Required work: Pull every line with the word "Pharmacy" out of the entries below.

(Saved data entries)
☆ ☆ ☆

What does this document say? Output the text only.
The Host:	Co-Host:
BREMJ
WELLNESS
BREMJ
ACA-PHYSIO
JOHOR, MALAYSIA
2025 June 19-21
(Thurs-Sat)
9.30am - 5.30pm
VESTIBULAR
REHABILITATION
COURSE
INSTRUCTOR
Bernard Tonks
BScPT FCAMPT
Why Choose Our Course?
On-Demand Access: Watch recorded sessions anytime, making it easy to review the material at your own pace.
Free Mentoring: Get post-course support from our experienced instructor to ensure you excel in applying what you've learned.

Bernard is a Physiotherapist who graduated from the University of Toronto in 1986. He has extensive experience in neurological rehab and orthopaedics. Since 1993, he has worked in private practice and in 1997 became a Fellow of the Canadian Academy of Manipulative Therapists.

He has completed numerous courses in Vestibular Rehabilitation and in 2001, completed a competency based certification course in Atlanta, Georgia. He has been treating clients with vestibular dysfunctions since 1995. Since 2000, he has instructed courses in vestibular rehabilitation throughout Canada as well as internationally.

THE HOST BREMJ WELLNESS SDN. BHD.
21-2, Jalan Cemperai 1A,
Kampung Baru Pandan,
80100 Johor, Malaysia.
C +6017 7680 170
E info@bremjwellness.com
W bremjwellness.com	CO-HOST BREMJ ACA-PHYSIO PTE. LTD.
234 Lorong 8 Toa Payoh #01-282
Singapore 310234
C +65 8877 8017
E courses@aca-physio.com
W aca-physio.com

☆ ☆ ☆

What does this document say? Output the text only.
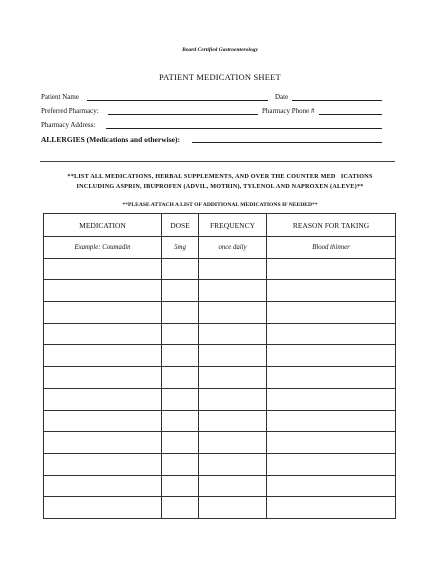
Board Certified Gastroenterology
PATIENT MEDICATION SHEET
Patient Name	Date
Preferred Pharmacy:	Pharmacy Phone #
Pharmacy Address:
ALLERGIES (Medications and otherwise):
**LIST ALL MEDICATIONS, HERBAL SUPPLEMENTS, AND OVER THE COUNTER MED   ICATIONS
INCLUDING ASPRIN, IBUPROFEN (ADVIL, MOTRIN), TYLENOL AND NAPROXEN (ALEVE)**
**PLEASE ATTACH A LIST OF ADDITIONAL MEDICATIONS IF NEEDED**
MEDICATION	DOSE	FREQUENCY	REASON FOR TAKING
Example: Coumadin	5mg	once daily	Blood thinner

☆ ☆ ☆

Complete response:
Preferred Pharmacy:	Pharmacy Phone #
Pharmacy Address:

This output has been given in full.